Gather the lines that hold the string "Restoration".
§ §
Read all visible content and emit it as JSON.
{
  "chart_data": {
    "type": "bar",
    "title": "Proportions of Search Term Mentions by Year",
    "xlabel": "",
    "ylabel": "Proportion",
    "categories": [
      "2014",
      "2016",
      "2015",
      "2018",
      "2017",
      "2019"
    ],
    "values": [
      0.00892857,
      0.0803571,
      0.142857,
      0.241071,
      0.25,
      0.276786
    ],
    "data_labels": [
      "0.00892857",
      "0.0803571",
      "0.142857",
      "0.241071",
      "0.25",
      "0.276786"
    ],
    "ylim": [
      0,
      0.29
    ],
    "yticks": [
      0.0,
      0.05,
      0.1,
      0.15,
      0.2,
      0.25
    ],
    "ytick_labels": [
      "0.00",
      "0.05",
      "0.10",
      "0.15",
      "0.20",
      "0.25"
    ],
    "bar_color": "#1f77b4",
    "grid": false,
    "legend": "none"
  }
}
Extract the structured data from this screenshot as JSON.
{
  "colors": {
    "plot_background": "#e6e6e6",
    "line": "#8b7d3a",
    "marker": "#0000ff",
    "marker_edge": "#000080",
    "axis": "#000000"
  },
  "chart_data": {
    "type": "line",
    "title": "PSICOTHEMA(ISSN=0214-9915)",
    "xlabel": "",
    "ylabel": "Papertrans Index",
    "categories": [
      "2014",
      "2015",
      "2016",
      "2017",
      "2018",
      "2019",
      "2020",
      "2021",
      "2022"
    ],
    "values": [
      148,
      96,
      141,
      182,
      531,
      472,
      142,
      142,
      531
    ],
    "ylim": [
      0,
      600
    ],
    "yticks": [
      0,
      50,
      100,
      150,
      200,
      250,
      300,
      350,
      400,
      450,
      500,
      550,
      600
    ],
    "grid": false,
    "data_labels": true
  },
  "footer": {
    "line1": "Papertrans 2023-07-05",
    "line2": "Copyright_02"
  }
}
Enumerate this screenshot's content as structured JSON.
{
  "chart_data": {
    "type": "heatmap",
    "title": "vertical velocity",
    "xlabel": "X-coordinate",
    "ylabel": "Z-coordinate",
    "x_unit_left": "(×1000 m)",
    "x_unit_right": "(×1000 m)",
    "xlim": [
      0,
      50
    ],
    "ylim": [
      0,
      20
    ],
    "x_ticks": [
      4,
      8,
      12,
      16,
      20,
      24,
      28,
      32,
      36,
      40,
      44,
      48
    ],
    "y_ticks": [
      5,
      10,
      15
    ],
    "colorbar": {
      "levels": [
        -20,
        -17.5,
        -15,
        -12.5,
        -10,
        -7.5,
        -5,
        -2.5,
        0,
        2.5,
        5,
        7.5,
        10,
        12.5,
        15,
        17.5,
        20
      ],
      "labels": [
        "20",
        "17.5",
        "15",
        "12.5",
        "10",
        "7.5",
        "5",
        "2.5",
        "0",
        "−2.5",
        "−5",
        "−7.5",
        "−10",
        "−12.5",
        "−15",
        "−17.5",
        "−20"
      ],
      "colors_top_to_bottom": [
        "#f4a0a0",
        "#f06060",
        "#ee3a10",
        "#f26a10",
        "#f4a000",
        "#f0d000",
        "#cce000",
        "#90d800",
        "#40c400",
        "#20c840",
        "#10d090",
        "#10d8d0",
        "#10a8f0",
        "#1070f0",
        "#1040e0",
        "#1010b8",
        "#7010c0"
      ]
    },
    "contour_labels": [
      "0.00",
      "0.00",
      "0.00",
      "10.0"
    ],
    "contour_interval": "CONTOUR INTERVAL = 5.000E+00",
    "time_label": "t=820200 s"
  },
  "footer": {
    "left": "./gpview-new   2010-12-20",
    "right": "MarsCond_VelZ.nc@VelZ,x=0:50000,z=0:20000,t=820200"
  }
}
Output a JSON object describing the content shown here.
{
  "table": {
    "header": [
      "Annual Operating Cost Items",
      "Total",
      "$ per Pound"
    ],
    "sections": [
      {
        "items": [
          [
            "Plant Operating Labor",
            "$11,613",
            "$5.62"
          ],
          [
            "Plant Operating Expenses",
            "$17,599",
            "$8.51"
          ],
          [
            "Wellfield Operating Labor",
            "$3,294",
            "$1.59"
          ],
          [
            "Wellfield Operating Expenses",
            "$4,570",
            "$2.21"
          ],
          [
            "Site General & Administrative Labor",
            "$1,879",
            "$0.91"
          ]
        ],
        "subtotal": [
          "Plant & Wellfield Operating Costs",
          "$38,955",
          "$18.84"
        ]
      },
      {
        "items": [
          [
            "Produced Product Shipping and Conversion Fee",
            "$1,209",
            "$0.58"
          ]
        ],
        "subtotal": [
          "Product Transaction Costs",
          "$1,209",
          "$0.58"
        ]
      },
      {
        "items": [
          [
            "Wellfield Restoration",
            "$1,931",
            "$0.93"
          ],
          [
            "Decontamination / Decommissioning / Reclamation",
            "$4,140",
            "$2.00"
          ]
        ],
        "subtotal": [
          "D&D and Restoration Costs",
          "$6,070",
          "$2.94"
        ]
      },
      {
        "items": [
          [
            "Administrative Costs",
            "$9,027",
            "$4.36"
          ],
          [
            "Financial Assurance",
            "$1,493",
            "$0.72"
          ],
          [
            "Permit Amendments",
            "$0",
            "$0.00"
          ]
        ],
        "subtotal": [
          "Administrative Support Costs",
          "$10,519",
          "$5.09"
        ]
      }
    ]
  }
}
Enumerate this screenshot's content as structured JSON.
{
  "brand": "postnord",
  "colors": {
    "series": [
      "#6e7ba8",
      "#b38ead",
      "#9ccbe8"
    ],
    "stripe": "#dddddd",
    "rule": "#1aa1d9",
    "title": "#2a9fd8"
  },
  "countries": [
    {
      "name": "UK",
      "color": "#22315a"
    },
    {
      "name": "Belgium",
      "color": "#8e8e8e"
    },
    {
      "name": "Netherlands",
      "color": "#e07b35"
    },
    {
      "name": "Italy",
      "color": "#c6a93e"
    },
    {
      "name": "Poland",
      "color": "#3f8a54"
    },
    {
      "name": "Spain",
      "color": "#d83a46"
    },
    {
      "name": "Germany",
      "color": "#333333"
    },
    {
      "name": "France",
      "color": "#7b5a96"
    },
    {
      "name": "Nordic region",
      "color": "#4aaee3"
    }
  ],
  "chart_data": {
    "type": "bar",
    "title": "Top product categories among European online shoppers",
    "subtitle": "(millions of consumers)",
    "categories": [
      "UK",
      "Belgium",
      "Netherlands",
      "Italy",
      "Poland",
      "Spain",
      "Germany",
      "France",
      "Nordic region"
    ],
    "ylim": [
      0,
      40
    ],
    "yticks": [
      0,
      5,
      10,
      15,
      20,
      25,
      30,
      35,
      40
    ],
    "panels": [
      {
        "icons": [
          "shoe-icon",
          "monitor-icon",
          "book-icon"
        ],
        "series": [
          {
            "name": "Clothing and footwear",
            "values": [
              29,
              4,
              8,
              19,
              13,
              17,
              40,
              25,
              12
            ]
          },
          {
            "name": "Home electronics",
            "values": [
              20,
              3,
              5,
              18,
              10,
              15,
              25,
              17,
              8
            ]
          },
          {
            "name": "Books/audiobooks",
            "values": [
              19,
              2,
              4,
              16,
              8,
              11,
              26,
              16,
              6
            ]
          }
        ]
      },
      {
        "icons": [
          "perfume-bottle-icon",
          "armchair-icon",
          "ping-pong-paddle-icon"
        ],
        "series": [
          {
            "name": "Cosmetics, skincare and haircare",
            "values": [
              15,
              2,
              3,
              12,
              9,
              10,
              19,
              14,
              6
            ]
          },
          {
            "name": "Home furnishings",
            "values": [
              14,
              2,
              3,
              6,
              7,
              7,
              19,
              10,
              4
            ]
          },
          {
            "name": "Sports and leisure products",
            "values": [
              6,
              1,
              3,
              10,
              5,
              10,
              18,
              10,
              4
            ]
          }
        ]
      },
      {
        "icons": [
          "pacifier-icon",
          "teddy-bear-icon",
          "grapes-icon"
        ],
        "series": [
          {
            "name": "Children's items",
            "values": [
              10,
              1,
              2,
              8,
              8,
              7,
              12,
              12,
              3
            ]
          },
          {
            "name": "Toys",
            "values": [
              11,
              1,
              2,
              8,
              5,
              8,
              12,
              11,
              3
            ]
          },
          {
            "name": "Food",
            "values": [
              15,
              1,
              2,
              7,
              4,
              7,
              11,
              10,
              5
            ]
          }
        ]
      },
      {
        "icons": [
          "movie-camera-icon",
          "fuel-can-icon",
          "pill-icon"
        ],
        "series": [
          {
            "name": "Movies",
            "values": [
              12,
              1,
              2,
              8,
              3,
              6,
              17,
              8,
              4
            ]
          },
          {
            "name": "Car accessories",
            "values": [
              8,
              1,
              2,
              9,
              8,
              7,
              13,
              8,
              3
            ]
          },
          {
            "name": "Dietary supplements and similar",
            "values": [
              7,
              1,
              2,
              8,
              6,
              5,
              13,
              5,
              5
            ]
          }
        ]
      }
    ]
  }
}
§ §
• Exercise output:
            "Wellfield Restoration",
          "D&D and Restoration Costs",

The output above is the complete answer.